Short problem: Below are some records. Say in a single number how many of their lines include the word "rock".

[Material supplied start]

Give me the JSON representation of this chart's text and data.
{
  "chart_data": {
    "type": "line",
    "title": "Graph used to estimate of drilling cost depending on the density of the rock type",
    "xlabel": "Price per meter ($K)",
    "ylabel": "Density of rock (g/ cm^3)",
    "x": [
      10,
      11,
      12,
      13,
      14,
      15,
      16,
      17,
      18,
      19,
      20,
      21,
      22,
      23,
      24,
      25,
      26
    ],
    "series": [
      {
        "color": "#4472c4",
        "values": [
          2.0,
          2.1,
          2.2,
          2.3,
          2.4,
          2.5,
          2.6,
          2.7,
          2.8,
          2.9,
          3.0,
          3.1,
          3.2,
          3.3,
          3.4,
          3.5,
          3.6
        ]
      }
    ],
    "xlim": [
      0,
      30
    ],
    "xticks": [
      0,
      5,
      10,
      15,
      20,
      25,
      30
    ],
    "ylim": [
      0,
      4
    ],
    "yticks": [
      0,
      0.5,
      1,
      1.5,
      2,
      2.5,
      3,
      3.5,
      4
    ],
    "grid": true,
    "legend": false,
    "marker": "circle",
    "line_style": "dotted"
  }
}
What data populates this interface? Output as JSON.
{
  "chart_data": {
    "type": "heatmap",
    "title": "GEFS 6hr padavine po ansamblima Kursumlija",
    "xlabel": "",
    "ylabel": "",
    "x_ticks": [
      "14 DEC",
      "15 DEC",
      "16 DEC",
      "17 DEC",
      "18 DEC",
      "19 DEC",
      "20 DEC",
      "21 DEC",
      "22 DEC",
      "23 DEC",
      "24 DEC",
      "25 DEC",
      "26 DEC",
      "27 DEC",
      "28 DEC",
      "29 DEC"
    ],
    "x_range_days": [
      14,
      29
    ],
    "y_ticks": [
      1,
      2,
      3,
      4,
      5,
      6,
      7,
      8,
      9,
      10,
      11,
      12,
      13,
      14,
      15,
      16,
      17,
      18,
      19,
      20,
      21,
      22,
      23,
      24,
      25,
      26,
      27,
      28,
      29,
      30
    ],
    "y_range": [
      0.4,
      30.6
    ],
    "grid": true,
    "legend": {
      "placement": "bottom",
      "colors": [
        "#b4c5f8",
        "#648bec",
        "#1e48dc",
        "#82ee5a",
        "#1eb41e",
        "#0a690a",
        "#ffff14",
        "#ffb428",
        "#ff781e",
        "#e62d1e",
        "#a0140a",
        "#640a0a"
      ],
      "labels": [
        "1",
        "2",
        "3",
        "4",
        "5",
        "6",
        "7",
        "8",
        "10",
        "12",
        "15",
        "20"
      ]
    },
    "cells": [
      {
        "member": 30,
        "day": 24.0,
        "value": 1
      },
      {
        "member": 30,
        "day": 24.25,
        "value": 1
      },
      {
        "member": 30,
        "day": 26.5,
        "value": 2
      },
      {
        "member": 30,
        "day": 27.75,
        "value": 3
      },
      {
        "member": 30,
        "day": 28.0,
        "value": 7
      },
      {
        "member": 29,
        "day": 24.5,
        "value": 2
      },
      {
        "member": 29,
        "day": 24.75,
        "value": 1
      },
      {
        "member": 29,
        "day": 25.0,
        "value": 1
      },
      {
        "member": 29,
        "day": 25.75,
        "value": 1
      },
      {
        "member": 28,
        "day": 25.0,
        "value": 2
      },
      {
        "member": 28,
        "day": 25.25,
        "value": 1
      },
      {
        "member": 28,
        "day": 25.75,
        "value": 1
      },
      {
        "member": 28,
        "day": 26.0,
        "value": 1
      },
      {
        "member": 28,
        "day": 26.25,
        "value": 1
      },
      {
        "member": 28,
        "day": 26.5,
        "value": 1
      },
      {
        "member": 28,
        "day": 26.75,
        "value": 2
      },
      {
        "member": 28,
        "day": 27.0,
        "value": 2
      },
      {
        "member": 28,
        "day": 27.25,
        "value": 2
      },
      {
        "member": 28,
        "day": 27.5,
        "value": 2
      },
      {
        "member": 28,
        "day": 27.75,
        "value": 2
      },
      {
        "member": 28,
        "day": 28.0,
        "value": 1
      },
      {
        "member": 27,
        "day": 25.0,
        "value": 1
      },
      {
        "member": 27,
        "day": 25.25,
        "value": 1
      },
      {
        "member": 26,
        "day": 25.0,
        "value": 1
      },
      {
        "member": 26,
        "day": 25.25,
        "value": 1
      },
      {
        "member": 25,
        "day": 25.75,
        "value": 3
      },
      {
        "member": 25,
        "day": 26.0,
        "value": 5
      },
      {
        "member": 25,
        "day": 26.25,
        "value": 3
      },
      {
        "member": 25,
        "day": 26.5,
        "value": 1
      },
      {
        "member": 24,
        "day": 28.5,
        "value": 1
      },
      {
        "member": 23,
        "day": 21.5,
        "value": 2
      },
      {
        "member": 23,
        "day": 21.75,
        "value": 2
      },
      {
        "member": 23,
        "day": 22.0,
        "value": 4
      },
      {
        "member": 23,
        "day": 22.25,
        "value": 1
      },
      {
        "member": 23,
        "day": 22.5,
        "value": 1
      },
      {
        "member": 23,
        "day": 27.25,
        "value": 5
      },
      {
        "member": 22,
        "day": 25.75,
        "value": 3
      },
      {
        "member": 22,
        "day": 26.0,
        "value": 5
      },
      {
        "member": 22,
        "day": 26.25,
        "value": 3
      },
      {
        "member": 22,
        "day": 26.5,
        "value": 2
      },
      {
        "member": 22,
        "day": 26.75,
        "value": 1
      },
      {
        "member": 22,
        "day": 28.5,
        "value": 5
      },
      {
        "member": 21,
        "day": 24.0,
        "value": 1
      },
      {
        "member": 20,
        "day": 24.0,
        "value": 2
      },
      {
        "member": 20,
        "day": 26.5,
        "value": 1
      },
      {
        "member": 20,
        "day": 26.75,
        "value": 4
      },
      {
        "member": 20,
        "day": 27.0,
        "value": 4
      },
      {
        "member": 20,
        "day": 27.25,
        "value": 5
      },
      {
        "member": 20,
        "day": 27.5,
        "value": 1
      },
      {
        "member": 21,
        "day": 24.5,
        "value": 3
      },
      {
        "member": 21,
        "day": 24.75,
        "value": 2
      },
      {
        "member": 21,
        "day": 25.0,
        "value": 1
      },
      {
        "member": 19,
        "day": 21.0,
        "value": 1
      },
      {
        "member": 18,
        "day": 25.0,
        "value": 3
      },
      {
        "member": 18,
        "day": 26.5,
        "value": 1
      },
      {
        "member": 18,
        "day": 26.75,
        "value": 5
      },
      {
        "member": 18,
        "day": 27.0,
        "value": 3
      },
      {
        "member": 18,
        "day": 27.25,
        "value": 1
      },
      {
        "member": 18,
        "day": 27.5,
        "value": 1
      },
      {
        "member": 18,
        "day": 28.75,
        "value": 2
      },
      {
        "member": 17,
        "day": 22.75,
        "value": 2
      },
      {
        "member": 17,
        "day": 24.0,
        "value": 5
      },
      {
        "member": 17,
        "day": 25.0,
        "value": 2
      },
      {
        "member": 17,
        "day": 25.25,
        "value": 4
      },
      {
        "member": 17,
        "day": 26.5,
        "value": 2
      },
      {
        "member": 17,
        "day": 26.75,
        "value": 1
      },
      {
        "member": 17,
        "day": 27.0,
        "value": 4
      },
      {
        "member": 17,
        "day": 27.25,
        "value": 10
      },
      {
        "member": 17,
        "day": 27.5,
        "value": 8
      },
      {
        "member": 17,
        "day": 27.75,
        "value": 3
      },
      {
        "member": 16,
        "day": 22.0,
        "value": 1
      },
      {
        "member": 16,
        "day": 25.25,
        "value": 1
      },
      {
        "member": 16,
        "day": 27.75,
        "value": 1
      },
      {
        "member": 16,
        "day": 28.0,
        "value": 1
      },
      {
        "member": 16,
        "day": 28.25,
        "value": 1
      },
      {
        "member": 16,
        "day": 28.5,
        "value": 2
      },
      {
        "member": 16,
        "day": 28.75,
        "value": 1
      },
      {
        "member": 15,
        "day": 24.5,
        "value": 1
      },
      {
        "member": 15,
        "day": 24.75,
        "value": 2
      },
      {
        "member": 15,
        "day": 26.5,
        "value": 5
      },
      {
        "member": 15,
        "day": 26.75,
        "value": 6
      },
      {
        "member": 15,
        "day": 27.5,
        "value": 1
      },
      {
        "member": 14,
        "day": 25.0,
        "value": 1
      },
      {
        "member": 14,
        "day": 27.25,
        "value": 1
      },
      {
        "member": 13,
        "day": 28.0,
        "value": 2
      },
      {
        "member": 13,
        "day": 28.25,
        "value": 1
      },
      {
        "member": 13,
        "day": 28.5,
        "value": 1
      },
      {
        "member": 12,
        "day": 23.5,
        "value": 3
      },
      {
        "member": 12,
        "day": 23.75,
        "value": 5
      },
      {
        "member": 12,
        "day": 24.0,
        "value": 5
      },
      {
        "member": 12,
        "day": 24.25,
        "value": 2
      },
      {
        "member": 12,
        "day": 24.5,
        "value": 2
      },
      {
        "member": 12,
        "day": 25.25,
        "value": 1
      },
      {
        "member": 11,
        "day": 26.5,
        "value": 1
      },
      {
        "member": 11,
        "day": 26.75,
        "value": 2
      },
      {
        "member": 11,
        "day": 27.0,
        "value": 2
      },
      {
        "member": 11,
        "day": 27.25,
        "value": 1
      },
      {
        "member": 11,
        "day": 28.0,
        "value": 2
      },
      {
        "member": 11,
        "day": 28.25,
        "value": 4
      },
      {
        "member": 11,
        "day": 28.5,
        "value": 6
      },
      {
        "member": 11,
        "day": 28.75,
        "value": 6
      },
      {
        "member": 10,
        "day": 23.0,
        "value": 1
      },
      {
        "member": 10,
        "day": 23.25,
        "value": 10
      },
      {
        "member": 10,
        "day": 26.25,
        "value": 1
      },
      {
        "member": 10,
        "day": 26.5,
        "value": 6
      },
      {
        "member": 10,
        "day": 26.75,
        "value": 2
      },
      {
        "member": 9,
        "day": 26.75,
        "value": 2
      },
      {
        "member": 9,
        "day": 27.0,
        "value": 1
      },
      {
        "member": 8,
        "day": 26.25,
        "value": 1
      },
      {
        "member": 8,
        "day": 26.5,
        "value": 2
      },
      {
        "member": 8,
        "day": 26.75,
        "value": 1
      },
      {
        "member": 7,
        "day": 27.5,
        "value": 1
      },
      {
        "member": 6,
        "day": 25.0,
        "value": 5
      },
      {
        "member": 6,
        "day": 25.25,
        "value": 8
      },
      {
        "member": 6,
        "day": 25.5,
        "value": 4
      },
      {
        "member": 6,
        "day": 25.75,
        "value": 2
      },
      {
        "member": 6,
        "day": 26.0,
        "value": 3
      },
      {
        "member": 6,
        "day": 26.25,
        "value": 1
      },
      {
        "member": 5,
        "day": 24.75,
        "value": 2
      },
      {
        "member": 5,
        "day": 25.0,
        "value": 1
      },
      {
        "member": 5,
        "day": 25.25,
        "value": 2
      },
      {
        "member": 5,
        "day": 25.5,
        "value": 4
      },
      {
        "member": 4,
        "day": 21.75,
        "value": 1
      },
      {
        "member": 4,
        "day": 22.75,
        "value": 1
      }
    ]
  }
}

[Material supplied end]

Result for this exercise: 2